*** Reading passage
Three factor measurement model and fit statistics for CCC‐2 subscale data using Dataset 1. Note: CFI, comparative fit index; RMSEA, root mean square error approximation; SRMR, standardized root mean square residual; TLI, tucker lewis index [Color figure can be viewed at wileyonlinelibrary.com]
Each factor composite score had excellent internal consistency, with Cronbach's α ranging from .93 to .97 (teacher sample) and .92 to .97 (parent sample). The three composites were highly correlated with one another (rs = .75–.88 teachers; .68–.86 parents) and moderately correlated with total language composite based on standard assessments (rs = .28–.54 teachers; .33–.53 parents, see Table S7). Figure 3 demonstrates the relationship between the three CCC‐2 composites for both parent (Panel 1) and teacher (Panel 2) data.
Figure 3.

CCC‐2 language, pragmatics and autism composite z‐scores. Note: Participants are allocated to quadrants A‐D according to their CCC‐2 language and social‐pragmatic communication composites; Quadrant A indicates a primarily structural language deficit (DLD), Quadrant B indicates a primarily social communication deficit (SPCD), Quadrant C indicates deficits in both domains and Quadrant D indicates no deficit in either domain. Line = 10th centile cut‐off
Identifying cases of SPCD
Cut‐off scores of 10th centile below the mean were used to identify children with low language but not low social‐pragmatic communication scores (low language‐only, quadrant A of Figure 3), low social‐pragmatic communication but not language scores (low pragmatics‐only, quadrant B), below cut‐off on both (low language and pragmatics, quadrant C) or neither (typical language and pragmatics, quadrant D). Additionally, children scoring ‐10th centile below the mean on the autism composite are indicated by plus markers.
Prevalence of SPCD
We estimated the population prevalence of SPCD using sampling weights. In total, teachers reported that 8% of the mainstream school population at Year 1 scored below the 10th percentile on the social‐pragmatic composite, similar to parent report of 6%.
******
**What you will do**
[a] Rewrite the paragraph of the CCC‐2 excerpt that begins "Each factor composite score" in a shorter form that keeps its main facts.
[b] According to the CCC‐2 excerpt, what percentage of the mainstream school population at Year 1 did parents report as scoring below the 10th percentile on the social‐pragmatic composite?
[c] Output the part of the CCC‐2 excerpt from "Three factor measurement" up to and including "(Panel 2) data.".
*** Recorded data
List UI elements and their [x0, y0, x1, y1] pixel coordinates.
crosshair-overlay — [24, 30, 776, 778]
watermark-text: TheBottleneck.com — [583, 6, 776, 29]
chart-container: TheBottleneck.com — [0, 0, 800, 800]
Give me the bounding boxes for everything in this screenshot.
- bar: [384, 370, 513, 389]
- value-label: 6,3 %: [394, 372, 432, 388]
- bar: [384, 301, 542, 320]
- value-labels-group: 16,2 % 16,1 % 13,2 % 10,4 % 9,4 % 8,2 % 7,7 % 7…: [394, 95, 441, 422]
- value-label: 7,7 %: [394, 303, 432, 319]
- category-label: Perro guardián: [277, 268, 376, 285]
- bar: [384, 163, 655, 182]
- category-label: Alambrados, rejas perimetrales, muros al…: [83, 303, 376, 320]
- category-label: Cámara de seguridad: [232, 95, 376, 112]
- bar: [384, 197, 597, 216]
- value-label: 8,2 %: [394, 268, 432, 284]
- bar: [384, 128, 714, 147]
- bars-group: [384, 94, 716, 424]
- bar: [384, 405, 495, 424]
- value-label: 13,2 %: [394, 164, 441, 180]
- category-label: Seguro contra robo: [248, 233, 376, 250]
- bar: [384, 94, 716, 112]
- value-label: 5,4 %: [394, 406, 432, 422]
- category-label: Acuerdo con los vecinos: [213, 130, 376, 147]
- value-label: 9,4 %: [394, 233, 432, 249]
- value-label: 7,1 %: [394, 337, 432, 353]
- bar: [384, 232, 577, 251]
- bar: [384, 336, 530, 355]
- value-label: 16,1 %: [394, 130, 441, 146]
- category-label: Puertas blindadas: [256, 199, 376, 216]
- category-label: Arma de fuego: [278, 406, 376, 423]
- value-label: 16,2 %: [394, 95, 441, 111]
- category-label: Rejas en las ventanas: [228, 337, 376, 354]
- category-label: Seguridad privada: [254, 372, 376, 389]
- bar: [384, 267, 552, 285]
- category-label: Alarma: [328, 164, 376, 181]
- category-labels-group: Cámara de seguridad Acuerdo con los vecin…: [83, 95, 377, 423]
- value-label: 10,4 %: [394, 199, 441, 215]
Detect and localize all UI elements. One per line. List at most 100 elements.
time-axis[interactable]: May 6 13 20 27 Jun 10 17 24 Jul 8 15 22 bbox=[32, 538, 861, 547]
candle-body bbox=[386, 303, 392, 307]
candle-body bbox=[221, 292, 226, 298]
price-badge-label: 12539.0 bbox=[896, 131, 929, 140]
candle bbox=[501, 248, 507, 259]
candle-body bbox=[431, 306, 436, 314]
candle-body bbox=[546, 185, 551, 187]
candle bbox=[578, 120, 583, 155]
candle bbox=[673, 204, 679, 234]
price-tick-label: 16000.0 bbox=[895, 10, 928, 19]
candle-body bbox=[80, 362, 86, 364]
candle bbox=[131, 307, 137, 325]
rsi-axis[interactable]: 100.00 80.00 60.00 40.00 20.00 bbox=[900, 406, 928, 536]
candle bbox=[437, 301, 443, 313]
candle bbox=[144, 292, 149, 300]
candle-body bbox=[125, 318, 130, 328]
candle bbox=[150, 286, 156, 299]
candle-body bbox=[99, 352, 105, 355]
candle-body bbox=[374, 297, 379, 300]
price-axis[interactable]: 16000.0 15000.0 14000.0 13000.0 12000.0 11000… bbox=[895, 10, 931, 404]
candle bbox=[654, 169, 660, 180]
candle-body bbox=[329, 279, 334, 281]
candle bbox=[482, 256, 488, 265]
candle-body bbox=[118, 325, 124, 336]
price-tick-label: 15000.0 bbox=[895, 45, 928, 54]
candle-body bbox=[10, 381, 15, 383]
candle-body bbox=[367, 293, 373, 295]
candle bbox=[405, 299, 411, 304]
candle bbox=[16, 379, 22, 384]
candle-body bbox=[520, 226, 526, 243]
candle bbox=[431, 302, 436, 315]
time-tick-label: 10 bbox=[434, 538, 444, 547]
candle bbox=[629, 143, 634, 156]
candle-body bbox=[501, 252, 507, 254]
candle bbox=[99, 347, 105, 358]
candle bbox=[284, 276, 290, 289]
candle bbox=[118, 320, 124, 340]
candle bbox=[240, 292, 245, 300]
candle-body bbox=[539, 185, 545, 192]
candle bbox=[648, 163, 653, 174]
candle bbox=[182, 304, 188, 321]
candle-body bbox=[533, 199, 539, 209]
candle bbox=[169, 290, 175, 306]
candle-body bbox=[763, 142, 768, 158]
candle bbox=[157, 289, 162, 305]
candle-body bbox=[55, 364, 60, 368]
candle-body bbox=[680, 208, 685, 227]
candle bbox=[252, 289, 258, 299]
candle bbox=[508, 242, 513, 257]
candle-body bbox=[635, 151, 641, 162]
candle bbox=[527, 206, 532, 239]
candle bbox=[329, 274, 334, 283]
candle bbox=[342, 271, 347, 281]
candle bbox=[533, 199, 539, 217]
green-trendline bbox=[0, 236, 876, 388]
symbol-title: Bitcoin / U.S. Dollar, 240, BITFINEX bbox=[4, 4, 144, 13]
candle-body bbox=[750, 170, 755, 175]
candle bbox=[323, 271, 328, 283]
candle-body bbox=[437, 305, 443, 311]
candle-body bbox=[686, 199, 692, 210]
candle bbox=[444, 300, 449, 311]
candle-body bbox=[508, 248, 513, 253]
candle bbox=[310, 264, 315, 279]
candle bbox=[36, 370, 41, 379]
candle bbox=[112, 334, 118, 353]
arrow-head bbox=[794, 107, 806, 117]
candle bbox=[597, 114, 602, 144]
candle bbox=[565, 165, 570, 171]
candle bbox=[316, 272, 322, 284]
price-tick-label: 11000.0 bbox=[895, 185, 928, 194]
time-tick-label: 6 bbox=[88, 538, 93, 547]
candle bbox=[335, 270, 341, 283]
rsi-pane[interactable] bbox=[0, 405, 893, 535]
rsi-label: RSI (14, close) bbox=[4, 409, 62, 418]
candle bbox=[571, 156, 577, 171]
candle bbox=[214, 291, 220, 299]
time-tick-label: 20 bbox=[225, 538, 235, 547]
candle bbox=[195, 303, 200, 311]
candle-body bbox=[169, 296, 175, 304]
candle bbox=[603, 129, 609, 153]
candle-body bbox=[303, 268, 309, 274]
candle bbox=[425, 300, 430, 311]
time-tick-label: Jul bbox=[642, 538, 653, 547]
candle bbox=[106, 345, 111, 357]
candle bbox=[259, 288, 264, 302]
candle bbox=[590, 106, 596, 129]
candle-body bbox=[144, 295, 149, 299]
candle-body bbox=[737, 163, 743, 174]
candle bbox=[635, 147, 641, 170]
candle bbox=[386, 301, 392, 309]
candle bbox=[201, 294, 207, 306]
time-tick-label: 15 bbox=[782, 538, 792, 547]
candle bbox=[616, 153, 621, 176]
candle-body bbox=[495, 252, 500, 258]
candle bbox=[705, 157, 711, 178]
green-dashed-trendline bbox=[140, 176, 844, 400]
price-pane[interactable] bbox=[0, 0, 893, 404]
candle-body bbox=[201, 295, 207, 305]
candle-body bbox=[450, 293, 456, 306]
******
**Task-by-task solutions**
[a] All three factor composite scores had excellent internal consistency (Cronbach's α .93–.97 for teachers, .92–.97 for parents). The composites correlated highly with one another (rs = .75–.88 teachers; .68–.86 parents) and moderately with the total language composite from standard assessments (rs = .28–.54 teachers; .33–.53 parents). Figure 3 shows how the three CCC‐2 composites relate in both parent and teacher data.

[b] 6%

[c]
Three factor measurement model and fit statistics for CCC‐2 subscale data using Dataset 1. Note: CFI, comparative fit index; RMSEA, root mean square error approximation; SRMR, standardized root mean square residual; TLI, tucker lewis index [Color figure can be viewed at wileyonlinelibrary.com]
Each factor composite score had excellent internal consistency, with Cronbach's α ranging from .93 to .97 (teacher sample) and .92 to .97 (parent sample). The three composites were highly correlated with one another (rs = .75–.88 teachers; .68–.86 parents) and moderately correlated with total language composite based on standard assessments (rs = .28–.54 teachers; .33–.53 parents, see Table S7). Figure 3 demonstrates the relationship between the three CCC‐2 composites for both parent (Panel 1) and teacher (Panel 2) data.